▶ _Aim of the exercise_: Turn every line of the data below into a JSON list of strings, one string per line, leaving out any blank lines.

· · · · ·

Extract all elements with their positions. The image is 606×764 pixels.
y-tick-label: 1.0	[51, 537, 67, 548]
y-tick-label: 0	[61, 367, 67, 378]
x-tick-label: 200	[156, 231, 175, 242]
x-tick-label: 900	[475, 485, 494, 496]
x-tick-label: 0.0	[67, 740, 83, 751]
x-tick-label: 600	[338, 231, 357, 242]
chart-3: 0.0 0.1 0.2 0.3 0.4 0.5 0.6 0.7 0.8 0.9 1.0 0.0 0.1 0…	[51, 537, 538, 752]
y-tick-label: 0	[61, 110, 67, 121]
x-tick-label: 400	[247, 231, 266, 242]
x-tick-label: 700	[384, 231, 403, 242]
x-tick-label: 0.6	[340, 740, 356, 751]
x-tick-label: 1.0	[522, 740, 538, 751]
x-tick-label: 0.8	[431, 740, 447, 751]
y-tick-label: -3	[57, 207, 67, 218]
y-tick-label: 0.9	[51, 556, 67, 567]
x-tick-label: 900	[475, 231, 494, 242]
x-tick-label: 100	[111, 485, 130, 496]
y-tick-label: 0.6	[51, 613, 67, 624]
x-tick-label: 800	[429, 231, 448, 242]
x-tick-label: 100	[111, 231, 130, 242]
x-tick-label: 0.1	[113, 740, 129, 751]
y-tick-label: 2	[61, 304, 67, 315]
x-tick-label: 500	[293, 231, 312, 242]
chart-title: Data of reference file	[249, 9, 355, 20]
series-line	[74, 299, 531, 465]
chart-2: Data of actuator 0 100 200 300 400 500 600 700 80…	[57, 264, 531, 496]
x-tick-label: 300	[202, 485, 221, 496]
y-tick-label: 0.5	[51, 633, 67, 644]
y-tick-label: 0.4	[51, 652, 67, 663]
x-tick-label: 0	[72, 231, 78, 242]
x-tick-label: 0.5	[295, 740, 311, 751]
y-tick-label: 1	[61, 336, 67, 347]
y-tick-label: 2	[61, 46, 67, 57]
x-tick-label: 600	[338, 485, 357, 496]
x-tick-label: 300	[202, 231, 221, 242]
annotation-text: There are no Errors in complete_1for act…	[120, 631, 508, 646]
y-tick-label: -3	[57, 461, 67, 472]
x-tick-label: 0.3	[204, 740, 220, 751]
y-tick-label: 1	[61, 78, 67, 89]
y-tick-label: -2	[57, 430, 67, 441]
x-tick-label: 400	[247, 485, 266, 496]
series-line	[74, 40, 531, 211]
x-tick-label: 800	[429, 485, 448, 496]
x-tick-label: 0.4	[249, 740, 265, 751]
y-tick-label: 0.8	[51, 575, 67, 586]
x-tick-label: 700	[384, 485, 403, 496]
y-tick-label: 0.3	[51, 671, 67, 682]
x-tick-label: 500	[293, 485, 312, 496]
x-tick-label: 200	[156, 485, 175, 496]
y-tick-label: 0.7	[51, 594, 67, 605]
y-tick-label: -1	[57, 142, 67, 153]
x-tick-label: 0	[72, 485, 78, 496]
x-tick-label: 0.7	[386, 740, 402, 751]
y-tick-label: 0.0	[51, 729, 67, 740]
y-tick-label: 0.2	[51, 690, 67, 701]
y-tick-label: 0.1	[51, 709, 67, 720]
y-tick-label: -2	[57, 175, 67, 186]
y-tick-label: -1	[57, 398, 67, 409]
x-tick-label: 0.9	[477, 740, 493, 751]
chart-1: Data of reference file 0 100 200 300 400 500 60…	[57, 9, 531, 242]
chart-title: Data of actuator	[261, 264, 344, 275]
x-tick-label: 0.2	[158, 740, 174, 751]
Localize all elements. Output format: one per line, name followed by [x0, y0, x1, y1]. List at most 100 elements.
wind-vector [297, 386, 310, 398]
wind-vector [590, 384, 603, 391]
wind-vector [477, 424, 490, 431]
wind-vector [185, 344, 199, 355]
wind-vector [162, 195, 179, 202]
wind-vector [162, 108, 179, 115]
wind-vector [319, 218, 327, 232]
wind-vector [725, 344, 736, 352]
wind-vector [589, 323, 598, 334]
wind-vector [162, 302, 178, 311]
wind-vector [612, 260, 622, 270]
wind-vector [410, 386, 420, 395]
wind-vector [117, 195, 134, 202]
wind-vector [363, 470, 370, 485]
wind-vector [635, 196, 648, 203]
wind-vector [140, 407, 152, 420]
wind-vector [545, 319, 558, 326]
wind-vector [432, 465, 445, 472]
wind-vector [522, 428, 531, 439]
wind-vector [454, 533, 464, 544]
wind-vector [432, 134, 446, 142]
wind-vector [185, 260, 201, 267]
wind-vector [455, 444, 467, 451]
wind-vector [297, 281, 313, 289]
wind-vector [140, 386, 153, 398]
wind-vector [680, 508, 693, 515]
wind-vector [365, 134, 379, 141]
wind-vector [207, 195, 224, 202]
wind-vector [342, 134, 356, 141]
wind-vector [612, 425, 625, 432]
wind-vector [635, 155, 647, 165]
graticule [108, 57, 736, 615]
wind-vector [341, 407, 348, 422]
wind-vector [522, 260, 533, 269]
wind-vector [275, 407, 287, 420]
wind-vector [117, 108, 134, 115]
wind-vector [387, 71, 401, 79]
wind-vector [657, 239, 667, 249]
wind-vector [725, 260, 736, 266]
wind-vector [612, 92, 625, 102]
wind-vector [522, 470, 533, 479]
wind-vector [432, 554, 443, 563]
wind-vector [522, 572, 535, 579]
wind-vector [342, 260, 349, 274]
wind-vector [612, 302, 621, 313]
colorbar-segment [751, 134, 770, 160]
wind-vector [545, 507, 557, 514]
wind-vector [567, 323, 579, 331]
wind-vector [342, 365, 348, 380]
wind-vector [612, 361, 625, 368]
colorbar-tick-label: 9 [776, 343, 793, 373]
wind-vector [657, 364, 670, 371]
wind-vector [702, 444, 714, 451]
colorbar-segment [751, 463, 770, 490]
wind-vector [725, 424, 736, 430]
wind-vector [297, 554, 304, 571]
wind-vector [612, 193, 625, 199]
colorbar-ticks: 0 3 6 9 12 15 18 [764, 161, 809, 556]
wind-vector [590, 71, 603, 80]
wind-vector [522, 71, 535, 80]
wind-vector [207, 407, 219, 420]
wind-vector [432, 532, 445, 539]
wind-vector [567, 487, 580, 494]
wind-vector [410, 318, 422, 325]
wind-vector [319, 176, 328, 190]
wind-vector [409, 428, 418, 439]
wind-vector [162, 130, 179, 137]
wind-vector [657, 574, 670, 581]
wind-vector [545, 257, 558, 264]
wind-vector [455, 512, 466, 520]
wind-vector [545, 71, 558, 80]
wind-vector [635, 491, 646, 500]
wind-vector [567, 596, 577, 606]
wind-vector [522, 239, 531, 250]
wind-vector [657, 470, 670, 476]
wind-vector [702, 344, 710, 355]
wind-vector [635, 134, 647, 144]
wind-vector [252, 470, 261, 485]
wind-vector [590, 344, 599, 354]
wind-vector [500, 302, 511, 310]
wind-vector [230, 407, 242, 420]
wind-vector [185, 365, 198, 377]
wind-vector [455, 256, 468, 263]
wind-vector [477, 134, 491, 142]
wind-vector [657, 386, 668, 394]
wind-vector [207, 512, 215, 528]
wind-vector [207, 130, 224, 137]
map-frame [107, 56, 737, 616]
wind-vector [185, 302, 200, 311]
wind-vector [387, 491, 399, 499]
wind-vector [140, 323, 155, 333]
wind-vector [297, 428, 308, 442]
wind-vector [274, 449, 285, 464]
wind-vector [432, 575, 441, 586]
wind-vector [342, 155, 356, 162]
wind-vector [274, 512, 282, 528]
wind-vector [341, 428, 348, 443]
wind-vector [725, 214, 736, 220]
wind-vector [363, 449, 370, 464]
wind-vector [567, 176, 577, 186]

· · · · ·

▶ _Final result_:
[
  "Extract all elements with their positions. The image is 606×764 pixels.",
  "y-tick-label: 1.0\t[51, 537, 67, 548]",
  "y-tick-label: 0\t[61, 367, 67, 378]",
  "x-tick-label: 200\t[156, 231, 175, 242]",
  "x-tick-label: 900\t[475, 485, 494, 496]",
  "x-tick-label: 0.0\t[67, 740, 83, 751]",
  "x-tick-label: 600\t[338, 231, 357, 242]",
  "chart-3: 0.0 0.1 0.2 0.3 0.4 0.5 0.6 0.7 0.8 0.9 1.0 0.0 0.1 0…\t[51, 537, 538, 752]",
  "y-tick-label: 0\t[61, 110, 67, 121]",
  "x-tick-label: 400\t[247, 231, 266, 242]",
  "x-tick-label: 700\t[384, 231, 403, 242]",
  "x-tick-label: 0.6\t[340, 740, 356, 751]",
  "x-tick-label: 1.0\t[522, 740, 538, 751]",
  "x-tick-label: 0.8\t[431, 740, 447, 751]",
  "y-tick-label: -3\t[57, 207, 67, 218]",
  "y-tick-label: 0.9\t[51, 556, 67, 567]",
  "x-tick-label: 900\t[475, 231, 494, 242]",
  "x-tick-label: 100\t[111, 485, 130, 496]",
  "y-tick-label: 0.6\t[51, 613, 67, 624]",
  "x-tick-label: 800\t[429, 231, 448, 242]",
  "x-tick-label: 100\t[111, 231, 130, 242]",
  "x-tick-label: 0.1\t[113, 740, 129, 751]",
  "y-tick-label: 2\t[61, 304, 67, 315]",
  "x-tick-label: 500\t[293, 231, 312, 242]",
  "chart-title: Data of reference file\t[249, 9, 355, 20]",
  "series-line\t[74, 299, 531, 465]",
  "chart-2: Data of actuator 0 100 200 300 400 500 600 700 80…\t[57, 264, 531, 496]",
  "x-tick-label: 300\t[202, 485, 221, 496]",
  "y-tick-label: 0.5\t[51, 633, 67, 644]",
  "y-tick-label: 0.4\t[51, 652, 67, 663]",
  "x-tick-label: 0\t[72, 231, 78, 242]",
  "x-tick-label: 0.5\t[295, 740, 311, 751]",
  "y-tick-label: 1\t[61, 336, 67, 347]",
  "y-tick-label: 2\t[61, 46, 67, 57]",
  "x-tick-label: 600\t[338, 485, 357, 496]",
  "x-tick-label: 300\t[202, 231, 221, 242]",
  "annotation-text: There are no Errors in complete_1for act…\t[120, 631, 508, 646]",
  "y-tick-label: -3\t[57, 461, 67, 472]",
  "x-tick-label: 0.3\t[204, 740, 220, 751]",
  "y-tick-label: 1\t[61, 78, 67, 89]",
  "y-tick-label: -2\t[57, 430, 67, 441]",
  "x-tick-label: 400\t[247, 485, 266, 496]",
  "series-line\t[74, 40, 531, 211]",
  "x-tick-label: 800\t[429, 485, 448, 496]",
  "x-tick-label: 0.4\t[249, 740, 265, 751]",
  "y-tick-label: 0.8\t[51, 575, 67, 586]",
  "x-tick-label: 700\t[384, 485, 403, 496]",
  "y-tick-label: 0.3\t[51, 671, 67, 682]",
  "x-tick-label: 500\t[293, 485, 312, 496]",
  "x-tick-label: 200\t[156, 485, 175, 496]",
  "y-tick-label: 0.7\t[51, 594, 67, 605]",
  "y-tick-label: -1\t[57, 142, 67, 153]",
  "x-tick-label: 0\t[72, 485, 78, 496]",
  "x-tick-label: 0.7\t[386, 740, 402, 751]",
  "y-tick-label: 0.0\t[51, 729, 67, 740]",
  "y-tick-label: 0.2\t[51, 690, 67, 701]",
  "y-tick-label: 0.1\t[51, 709, 67, 720]",
  "y-tick-label: -2\t[57, 175, 67, 186]",
  "y-tick-label: -1\t[57, 398, 67, 409]",
  "x-tick-label: 0.9\t[477, 740, 493, 751]",
  "chart-1: Data of reference file 0 100 200 300 400 500 60…\t[57, 9, 531, 242]",
  "chart-title: Data of actuator\t[261, 264, 344, 275]",
  "x-tick-label: 0.2\t[158, 740, 174, 751]",
  "Localize all elements. Output format: one per line, name followed by [x0, y0, x1, y1]. List at most 100 elements.",
  "wind-vector [297, 386, 310, 398]",
  "wind-vector [590, 384, 603, 391]",
  "wind-vector [477, 424, 490, 431]",
  "wind-vector [185, 344, 199, 355]",
  "wind-vector [162, 195, 179, 202]",
  "wind-vector [162, 108, 179, 115]",
  "wind-vector [319, 218, 327, 232]",
  "wind-vector [725, 344, 736, 352]",
  "wind-vector [589, 323, 598, 334]",
  "wind-vector [162, 302, 178, 311]",
  "wind-vector [612, 260, 622, 270]",
  "wind-vector [410, 386, 420, 395]",
  "wind-vector [117, 195, 134, 202]",
  "wind-vector [363, 470, 370, 485]",
  "wind-vector [635, 196, 648, 203]",
  "wind-vector [140, 407, 152, 420]",
  "wind-vector [545, 319, 558, 326]",
  "wind-vector [432, 465, 445, 472]",
  "wind-vector [522, 428, 531, 439]",
  "wind-vector [454, 533, 464, 544]",
  "wind-vector [432, 134, 446, 142]",
  "wind-vector [185, 260, 201, 267]",
  "wind-vector [455, 444, 467, 451]",
  "wind-vector [297, 281, 313, 289]",
  "wind-vector [140, 386, 153, 398]",
  "wind-vector [680, 508, 693, 515]",
  "wind-vector [365, 134, 379, 141]",
  "wind-vector [207, 195, 224, 202]",
  "wind-vector [342, 134, 356, 141]",
  "wind-vector [612, 425, 625, 432]",
  "wind-vector [635, 155, 647, 165]",
  "graticule [108, 57, 736, 615]",
  "wind-vector [341, 407, 348, 422]",
  "wind-vector [522, 260, 533, 269]",
  "wind-vector [275, 407, 287, 420]",
  "wind-vector [117, 108, 134, 115]",
  "wind-vector [387, 71, 401, 79]",
  "wind-vector [657, 239, 667, 249]",
  "wind-vector [725, 260, 736, 266]",
  "wind-vector [612, 92, 625, 102]",
  "wind-vector [522, 470, 533, 479]",
  "wind-vector [432, 554, 443, 563]",
  "wind-vector [522, 572, 535, 579]",
  "wind-vector [342, 260, 349, 274]",
  "wind-vector [612, 302, 621, 313]",
  "colorbar-segment [751, 134, 770, 160]",
  "wind-vector [545, 507, 557, 514]",
  "wind-vector [567, 323, 579, 331]",
  "wind-vector [342, 365, 348, 380]",
  "wind-vector [612, 361, 625, 368]",
  "colorbar-tick-label: 9 [776, 343, 793, 373]",
  "wind-vector [657, 364, 670, 371]",
  "wind-vector [702, 444, 714, 451]",
  "colorbar-segment [751, 463, 770, 490]",
  "wind-vector [725, 424, 736, 430]",
  "wind-vector [297, 554, 304, 571]",
  "wind-vector [612, 193, 625, 199]",
  "colorbar-ticks: 0 3 6 9 12 15 18 [764, 161, 809, 556]",
  "wind-vector [590, 71, 603, 80]",
  "wind-vector [522, 71, 535, 80]",
  "wind-vector [207, 407, 219, 420]",
  "wind-vector [432, 532, 445, 539]",
  "wind-vector [567, 487, 580, 494]",
  "wind-vector [410, 318, 422, 325]",
  "wind-vector [319, 176, 328, 190]",
  "wind-vector [409, 428, 418, 439]",
  "wind-vector [162, 130, 179, 137]",
  "wind-vector [657, 574, 670, 581]",
  "wind-vector [545, 257, 558, 264]",
  "wind-vector [455, 512, 466, 520]",
  "wind-vector [545, 71, 558, 80]",
  "wind-vector [635, 491, 646, 500]",
  "wind-vector [567, 596, 577, 606]",
  "wind-vector [522, 239, 531, 250]",
  "wind-vector [657, 470, 670, 476]",
  "wind-vector [702, 344, 710, 355]",
  "wind-vector [635, 134, 647, 144]",
  "wind-vector [252, 470, 261, 485]",
  "wind-vector [590, 344, 599, 354]",
  "wind-vector [500, 302, 511, 310]",
  "wind-vector [230, 407, 242, 420]",
  "wind-vector [185, 365, 198, 377]",
  "wind-vector [455, 256, 468, 263]",
  "wind-vector [477, 134, 491, 142]",
  "wind-vector [657, 386, 668, 394]",
  "wind-vector [207, 512, 215, 528]",
  "wind-vector [207, 130, 224, 137]",
  "map-frame [107, 56, 737, 616]",
  "wind-vector [185, 302, 200, 311]",
  "wind-vector [387, 491, 399, 499]",
  "wind-vector [140, 323, 155, 333]",
  "wind-vector [297, 428, 308, 442]",
  "wind-vector [274, 449, 285, 464]",
  "wind-vector [432, 575, 441, 586]",
  "wind-vector [342, 155, 356, 162]",
  "wind-vector [274, 512, 282, 528]",
  "wind-vector [341, 428, 348, 443]",
  "wind-vector [725, 214, 736, 220]",
  "wind-vector [363, 449, 370, 464]",
  "wind-vector [567, 176, 577, 186]"
]